**Task statement**. Filter the data for lines with the word "value", then copy every line so identified.

(Rows from a dataset)
········

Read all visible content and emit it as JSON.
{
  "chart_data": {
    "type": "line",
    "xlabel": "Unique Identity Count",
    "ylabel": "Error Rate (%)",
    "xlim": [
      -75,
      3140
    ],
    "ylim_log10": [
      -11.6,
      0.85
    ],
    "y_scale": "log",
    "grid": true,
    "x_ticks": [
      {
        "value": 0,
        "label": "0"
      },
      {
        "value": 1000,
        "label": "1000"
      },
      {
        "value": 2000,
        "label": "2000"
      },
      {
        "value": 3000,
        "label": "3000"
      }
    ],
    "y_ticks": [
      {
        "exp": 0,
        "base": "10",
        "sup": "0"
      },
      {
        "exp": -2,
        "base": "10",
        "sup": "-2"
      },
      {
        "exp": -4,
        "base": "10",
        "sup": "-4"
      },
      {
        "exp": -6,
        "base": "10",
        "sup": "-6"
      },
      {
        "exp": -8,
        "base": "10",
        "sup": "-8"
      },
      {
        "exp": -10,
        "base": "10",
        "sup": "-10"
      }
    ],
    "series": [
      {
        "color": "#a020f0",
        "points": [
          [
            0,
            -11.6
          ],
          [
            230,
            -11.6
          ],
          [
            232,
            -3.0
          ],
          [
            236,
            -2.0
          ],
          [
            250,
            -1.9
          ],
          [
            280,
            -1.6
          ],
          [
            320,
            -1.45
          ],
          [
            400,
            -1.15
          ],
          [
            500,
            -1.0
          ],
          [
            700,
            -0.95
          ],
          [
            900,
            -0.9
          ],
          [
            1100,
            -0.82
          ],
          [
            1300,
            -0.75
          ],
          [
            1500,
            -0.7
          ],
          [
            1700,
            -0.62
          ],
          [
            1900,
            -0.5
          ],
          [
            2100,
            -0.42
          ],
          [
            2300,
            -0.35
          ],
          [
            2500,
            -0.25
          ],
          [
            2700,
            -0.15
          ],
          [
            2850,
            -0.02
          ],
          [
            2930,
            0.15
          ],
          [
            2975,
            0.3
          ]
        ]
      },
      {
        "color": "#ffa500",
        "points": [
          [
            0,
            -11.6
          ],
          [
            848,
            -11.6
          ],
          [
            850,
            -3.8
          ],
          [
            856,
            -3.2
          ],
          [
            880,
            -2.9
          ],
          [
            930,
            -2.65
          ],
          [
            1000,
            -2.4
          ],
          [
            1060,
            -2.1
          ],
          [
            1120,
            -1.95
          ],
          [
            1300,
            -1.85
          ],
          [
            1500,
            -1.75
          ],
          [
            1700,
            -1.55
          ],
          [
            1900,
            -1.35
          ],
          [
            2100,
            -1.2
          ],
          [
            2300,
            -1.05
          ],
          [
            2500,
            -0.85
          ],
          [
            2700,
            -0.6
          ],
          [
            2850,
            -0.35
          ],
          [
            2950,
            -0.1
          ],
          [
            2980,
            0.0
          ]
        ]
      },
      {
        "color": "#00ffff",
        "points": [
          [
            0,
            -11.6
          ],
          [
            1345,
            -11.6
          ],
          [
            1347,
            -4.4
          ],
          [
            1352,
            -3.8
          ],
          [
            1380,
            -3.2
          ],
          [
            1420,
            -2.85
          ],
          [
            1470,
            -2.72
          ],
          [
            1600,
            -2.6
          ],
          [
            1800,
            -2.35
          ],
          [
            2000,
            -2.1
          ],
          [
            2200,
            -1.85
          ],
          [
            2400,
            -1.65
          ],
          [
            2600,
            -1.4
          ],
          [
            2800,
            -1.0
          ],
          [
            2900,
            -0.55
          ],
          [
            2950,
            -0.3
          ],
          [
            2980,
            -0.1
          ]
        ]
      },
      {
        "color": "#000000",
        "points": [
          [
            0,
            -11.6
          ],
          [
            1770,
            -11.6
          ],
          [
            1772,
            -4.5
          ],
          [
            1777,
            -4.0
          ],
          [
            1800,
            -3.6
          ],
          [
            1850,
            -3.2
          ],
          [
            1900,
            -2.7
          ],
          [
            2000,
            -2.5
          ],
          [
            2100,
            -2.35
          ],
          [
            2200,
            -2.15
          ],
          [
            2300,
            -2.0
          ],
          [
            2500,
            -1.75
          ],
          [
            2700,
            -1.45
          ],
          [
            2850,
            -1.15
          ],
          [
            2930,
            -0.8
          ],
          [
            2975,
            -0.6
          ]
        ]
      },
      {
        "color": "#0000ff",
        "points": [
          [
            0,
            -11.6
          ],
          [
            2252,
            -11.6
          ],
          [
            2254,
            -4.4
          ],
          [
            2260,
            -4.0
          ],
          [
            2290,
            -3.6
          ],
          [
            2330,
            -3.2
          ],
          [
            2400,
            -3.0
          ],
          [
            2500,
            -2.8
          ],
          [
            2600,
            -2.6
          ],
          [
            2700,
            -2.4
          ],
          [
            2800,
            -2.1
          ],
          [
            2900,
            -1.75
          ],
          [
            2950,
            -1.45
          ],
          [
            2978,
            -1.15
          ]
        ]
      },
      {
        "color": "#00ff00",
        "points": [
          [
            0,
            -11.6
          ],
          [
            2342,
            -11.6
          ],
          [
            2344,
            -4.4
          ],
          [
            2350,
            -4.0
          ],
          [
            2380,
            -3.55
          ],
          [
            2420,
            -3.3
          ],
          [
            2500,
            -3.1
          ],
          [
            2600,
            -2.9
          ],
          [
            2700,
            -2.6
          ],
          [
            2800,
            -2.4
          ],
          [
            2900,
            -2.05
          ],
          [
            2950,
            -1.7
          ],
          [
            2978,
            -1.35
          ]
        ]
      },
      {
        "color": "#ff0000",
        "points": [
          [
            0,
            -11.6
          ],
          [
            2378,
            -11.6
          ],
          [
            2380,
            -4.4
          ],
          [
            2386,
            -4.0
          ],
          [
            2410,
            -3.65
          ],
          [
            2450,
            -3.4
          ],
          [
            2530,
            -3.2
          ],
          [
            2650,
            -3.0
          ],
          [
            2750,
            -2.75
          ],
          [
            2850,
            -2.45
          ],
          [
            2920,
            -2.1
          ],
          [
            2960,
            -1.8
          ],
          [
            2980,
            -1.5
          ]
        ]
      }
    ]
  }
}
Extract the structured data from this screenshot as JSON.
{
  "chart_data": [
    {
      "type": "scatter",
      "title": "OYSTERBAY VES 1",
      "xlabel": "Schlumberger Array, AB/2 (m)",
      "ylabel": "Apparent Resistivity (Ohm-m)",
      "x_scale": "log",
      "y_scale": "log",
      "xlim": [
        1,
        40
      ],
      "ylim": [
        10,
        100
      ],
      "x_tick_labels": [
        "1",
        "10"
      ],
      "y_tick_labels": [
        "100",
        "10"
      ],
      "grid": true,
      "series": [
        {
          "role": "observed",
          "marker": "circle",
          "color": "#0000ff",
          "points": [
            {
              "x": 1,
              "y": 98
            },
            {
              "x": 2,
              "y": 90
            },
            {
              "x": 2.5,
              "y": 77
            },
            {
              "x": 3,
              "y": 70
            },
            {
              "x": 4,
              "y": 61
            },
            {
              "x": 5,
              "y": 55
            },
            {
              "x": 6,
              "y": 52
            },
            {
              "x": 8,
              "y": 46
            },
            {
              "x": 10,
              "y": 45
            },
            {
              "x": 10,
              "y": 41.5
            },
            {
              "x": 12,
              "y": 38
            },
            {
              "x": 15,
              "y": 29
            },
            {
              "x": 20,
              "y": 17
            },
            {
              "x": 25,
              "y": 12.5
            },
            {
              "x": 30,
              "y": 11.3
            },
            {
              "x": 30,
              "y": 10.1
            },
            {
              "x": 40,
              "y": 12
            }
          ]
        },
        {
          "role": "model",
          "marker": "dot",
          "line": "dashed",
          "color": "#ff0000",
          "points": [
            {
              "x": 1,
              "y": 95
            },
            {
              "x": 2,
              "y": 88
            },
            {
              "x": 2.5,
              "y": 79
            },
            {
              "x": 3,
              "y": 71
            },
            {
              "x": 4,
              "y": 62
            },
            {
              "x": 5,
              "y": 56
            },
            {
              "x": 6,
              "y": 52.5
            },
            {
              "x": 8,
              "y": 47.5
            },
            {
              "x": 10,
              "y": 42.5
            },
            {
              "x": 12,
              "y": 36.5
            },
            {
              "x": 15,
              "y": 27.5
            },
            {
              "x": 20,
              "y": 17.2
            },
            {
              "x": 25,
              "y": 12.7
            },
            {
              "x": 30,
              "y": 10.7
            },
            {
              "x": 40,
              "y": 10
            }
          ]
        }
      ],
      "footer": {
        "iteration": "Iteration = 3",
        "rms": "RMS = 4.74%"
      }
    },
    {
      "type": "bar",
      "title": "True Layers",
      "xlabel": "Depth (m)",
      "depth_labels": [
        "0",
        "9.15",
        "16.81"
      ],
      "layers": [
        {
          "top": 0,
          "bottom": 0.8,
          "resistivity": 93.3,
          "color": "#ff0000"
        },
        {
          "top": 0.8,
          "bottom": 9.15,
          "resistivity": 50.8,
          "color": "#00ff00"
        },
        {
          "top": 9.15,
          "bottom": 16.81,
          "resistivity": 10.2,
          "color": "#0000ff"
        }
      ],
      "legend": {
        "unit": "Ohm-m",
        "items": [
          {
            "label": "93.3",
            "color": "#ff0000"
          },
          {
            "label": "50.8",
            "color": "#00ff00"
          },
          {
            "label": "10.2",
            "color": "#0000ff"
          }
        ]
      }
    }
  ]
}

········

**Complete response**.
        "value": 0,
        "value": 1000,
        "value": 2000,
        "value": 3000,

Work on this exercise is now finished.